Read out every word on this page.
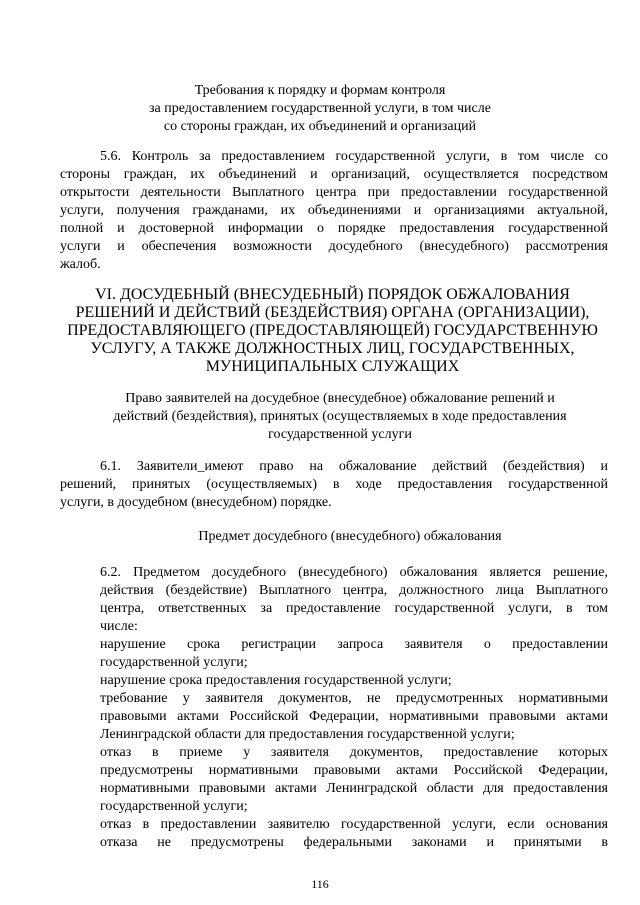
Требования к порядку и формам контроля
за предоставлением государственной услуги, в том числе
со стороны граждан, их объединений и организаций
5.6. Контроль за предоставлением государственной услуги, в том числе со
стороны граждан, их объединений и организаций, осуществляется посредством
открытости деятельности Выплатного центра при предоставлении государственной
услуги, получения гражданами, их объединениями и организациями актуальной,
полной и достоверной информации о порядке предоставления государственной
услуги и обеспечения возможности досудебного (внесудебного) рассмотрения
жалоб.
VI. ДОСУДЕБНЫЙ (ВНЕСУДЕБНЫЙ) ПОРЯДОК ОБЖАЛОВАНИЯ
РЕШЕНИЙ И ДЕЙСТВИЙ (БЕЗДЕЙСТВИЯ) ОРГАНА (ОРГАНИЗАЦИИ),
ПРЕДОСТАВЛЯЮЩЕГО (ПРЕДОСТАВЛЯЮЩЕЙ) ГОСУДАРСТВЕННУЮ
УСЛУГУ, А ТАКЖЕ ДОЛЖНОСТНЫХ ЛИЦ, ГОСУДАРСТВЕННЫХ,
МУНИЦИПАЛЬНЫХ СЛУЖАЩИХ
Право заявителей на досудебное (внесудебное) обжалование решений и
действий (бездействия), принятых (осуществляемых в ходе предоставления
государственной услуги
6.1. Заявители_имеют право на обжалование действий (бездействия) и
решений, принятых (осуществляемых) в ходе предоставления государственной
услуги, в досудебном (внесудебном) порядке.
Предмет досудебного (внесудебного) обжалования
6.2. Предметом досудебного (внесудебного) обжалования является решение,
действия (бездействие) Выплатного центра, должностного лица Выплатного
центра, ответственных за предоставление государственной услуги, в том
числе:
нарушение срока регистрации запроса заявителя о предоставлении
государственной услуги;
нарушение срока предоставления государственной услуги;
требование у заявителя документов, не предусмотренных нормативными
правовыми актами Российской Федерации, нормативными правовыми актами
Ленинградской области для предоставления государственной услуги;
отказ в приеме у заявителя документов, предоставление которых
предусмотрены нормативными правовыми актами Российской Федерации,
нормативными правовыми актами Ленинградской области для предоставления
государственной услуги;
отказ в предоставлении заявителю государственной услуги, если основания
отказа не предусмотрены федеральными законами и принятыми в
116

Problem requirements - Look through the listing above. Pick out each line with "срока" and copy it.

Task answer -
нарушение срока регистрации запроса заявителя о предоставлении
нарушение срока предоставления государственной услуги;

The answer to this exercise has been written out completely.